● **BRANO DI LETTURA**:
++++++
Un campione di cellule staminali da sangue cordonale, per essere considerato un campione “utilizzabile”, deve necessariamente:

  • essere stato raccolto, separato dalle altre componenti del sangue (globuli rossi e plasma);
  • congelato e mantenuto in azoto liquido (preferibilmente) seguendo rigidi protocolli riconosciuti a livello internazionale, che fanno riferimento a standard qualitativi elevati.

Tutto il processo deve essere tracciato, ed ogni fase certificata. Il medico trapiantologo infatti, chiederà il dossier completo alla banca del cordone, contenente tutte le indicazioni relative alla maniera in cui il campione è stato raccolto e crioconservato. Potrà rifiutarsi di re-infondere le staminali se:

  • dovesse ritenere che il processo eseguito dalla banca non sia qualitativamente idoneo;
  • nel dossier mancano dati relativi al processo: ad esempio non sono evidenziati il quantitativo e la vitalità cellulare;
  • non sono stati eseguiti dei test specifici sul campione.

Sarà inoltre, di fondamentale importanza che la biobanca abbia crioconservato anche delle aliquote di sangue materno e cordonale al momento del parto per poter effettuare importanti analisi sui campioni prima dell’eventuale rilascio.

COSA SUCCEDE QUANDO UN CAMPIONE NON PUÒ ESSERE CONSERVATO: L’IMPORTANZA DELLA NOTIFICA AI GENITORI

Per essere crioconservati, i campioni di cellule staminali cordonali dovrebbero sempre rispettare certi requisiti, relativi a:

  • quantità di cellule totali e staminali;
  • vitalità delle cellule stesse;
  • negatività del quadro sierologico e microbiologico.

Tali requisiti fanno riferimento a protocolli internazionali previsti in caso di trapianto di staminali, grazie ai quali sono fissate delle soglie di conformità e non conformità dei campioni verificabili attraverso analisi, separazione, conta cellulare e valutazione della vitalità del campione.
++++++
● **DATI FORNITI**:
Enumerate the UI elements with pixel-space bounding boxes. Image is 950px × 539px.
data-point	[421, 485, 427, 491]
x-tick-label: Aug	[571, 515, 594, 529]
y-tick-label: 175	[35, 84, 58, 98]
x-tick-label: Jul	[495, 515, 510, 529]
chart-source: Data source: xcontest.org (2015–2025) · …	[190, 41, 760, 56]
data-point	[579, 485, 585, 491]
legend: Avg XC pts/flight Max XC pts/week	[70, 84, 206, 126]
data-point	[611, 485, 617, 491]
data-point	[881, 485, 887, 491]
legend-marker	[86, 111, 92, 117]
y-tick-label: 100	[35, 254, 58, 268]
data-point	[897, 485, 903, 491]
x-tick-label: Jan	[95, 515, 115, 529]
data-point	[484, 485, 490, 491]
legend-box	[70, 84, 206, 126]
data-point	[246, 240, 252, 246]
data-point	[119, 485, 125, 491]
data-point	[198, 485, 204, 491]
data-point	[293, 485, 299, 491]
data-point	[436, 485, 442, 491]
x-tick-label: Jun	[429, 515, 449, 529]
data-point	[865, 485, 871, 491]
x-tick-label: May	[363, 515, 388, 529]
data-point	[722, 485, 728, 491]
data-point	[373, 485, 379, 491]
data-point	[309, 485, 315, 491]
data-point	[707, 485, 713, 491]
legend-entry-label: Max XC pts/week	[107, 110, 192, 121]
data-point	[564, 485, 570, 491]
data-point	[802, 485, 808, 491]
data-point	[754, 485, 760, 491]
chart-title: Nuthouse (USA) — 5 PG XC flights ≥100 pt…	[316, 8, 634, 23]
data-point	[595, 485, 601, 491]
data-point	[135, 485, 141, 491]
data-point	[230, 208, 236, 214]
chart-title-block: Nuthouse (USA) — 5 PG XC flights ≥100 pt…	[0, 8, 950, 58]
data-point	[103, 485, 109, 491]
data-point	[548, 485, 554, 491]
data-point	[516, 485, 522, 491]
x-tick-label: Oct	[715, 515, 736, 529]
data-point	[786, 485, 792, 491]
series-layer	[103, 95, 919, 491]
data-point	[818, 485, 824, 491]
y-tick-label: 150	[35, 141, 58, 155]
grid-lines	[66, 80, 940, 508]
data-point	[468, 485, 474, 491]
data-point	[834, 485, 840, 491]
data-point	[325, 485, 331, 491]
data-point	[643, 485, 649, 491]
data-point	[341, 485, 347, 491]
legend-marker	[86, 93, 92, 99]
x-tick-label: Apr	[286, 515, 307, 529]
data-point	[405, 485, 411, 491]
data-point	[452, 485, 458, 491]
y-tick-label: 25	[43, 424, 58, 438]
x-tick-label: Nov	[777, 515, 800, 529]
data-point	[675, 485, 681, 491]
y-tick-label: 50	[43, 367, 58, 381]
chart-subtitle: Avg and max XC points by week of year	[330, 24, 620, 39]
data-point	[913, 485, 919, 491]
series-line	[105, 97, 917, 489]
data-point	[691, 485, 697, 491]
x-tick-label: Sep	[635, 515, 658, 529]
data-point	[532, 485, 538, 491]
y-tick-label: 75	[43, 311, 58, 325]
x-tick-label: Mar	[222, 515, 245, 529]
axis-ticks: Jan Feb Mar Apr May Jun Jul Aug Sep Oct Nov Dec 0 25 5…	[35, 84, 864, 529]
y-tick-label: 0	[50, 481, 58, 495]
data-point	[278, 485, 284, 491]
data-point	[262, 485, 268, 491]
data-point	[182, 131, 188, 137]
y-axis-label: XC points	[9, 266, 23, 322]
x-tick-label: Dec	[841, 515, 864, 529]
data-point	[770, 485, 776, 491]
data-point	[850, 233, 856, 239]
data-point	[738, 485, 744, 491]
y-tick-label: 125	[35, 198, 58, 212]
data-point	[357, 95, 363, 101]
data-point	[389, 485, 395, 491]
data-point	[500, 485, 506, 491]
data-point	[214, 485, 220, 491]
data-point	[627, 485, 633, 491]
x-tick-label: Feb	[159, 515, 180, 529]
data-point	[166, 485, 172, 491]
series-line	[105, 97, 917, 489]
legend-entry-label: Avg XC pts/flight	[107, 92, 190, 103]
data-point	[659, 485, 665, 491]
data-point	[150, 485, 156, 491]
++++++
Ricopia senza modifiche la parte del brano sul sangue cordonale che va da "Sarà inoltre, di" fino a "vitalità del campione." incluso.

Sarà inoltre, di fondamentale importanza che la biobanca abbia crioconservato anche delle aliquote di sangue materno e cordonale al momento del parto per poter effettuare importanti analisi sui campioni prima dell’eventuale rilascio.

COSA SUCCEDE QUANDO UN CAMPIONE NON PUÒ ESSERE CONSERVATO: L’IMPORTANZA DELLA NOTIFICA AI GENITORI

Per essere crioconservati, i campioni di cellule staminali cordonali dovrebbero sempre rispettare certi requisiti, relativi a:

  • quantità di cellule totali e staminali;
  • vitalità delle cellule stesse;
  • negatività del quadro sierologico e microbiologico.

Tali requisiti fanno riferimento a protocolli internazionali previsti in caso di trapianto di staminali, grazie ai quali sono fissate delle soglie di conformità e non conformità dei campioni verificabili attraverso analisi, separazione, conta cellulare e valutazione della vitalità del campione.